Hessel's Hairstreaks adapted specifically to ensure that the hatched eggs had food available immediately. By laying the eggs on the edge of the cedar branches, the caterpillars are able to eat their diet of new cedar growth without moving. The connections between the life cycle of the Atlantic white cedars also coincides with the pupae diapause, the delay in development of eggs, of the butterflies.As the colder seasons approach and there is no new growth of the cedars, the Hessel's Hairstreaks will be immobile during their pupae egg stage until weeks before the mating season in May. This evolution allows for the continuation of the Hessel Hairstreak species without undergoing starvation.

==Threats==
The main threat to the Hessel's Hairstreaks are from habitat destruction due to natural disasters such as wildfires and hurricanes, destroying the trees. In addition, logging has destroyed many the cedar forests inhabited by the butterflies, while the increase in the deer population has hindered forest recovery. The wetlands they live in are also becoming increasingly rare. Competition between the Butterflies and Spongy Moths larvae decreases the Hessel's Hairstreak's population, spongy moth larvae often compete with other larvae such as the Hessel's Hairstreak larva, for resources, consequently decreasing the Hessel's Hairstreaks chances of survival. Due to these factors, the Hessel's Hairstreaks are listed as a G3 vulnerable species, primarily due to habitat loss. Though many suitable habitats remain, these habitats do not contain the butterflies, it is speculated the Hairstreaks have died out in these areas, due to previous logging and insecticide. Researchers believe there has been a 30-70% loss of population. In fact, surveys for the butterflies in New York in the 1990s found no Hessel's Hairstreaks in their known habitats, leading to the belief that no Hessel's Hairstreaks remain in the state of New York.

== Conservation ==
There are some protections enacted by Maine, Massachusetts, Rhode Island, Virginia and Florida and some New Jersey. Within New Jersey the state uses Hairstreak sighting to help determine and inform conservation efforts. Hessel's Hairstreaks in Massachusetts are protected under MESA. Conservationists, in Massachusetts insist on "land protection and habitat management" to preserve the Hessel's Hairstreak population. The state of Maine has laws protecting the wetland habitats, though none protect the butterflies from excessive logging. Some conservation efforts exist in Virginia, Florida and New Jersey.

Dataset records:

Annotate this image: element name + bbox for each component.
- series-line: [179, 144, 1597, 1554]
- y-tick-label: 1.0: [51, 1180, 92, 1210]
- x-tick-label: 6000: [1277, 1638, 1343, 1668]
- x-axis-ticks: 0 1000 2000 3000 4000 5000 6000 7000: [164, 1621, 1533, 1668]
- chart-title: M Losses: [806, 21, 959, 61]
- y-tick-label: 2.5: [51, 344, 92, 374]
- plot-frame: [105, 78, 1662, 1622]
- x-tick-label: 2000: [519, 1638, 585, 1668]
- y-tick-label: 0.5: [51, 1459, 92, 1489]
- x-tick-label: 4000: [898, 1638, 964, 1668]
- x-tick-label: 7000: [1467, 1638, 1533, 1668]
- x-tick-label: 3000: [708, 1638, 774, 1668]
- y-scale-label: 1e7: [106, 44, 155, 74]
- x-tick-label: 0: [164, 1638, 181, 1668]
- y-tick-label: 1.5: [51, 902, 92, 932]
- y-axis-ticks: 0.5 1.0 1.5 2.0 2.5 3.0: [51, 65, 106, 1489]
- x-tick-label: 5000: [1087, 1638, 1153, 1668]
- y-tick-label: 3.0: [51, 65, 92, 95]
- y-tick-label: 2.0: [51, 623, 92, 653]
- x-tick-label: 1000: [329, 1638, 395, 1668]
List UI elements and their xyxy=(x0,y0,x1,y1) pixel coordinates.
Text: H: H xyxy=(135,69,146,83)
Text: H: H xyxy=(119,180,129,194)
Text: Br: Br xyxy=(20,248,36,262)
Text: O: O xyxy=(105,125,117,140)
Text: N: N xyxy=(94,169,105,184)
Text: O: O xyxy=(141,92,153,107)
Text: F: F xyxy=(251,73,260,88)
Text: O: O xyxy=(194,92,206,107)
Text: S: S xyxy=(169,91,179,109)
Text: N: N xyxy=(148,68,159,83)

:: Things to do ::
1. Output the passage of the Hessel's Hairstreak text that begins at the words "Hessel's Hairstreaks adapted" and stops after "without undergoing starvation.".
2. Name every state that the Conservation section of the Hessel's Hairstreak text says has enacted some protections.

:: Set of answers ::
1.
Hessel's Hairstreaks adapted specifically to ensure that the hatched eggs had food available immediately. By laying the eggs on the edge of the cedar branches, the caterpillars are able to eat their diet of new cedar growth without moving. The connections between the life cycle of the Atlantic white cedars also coincides with the pupae diapause, the delay in development of eggs, of the butterflies.As the colder seasons approach and there is no new growth of the cedars, the Hessel's Hairstreaks will be immobile during their pupae egg stage until weeks before the mating season in May. This evolution allows for the continuation of the Hessel Hairstreak species without undergoing starvation.

2. Maine, Massachusetts, Rhode Island, Virginia, Florida, New Jersey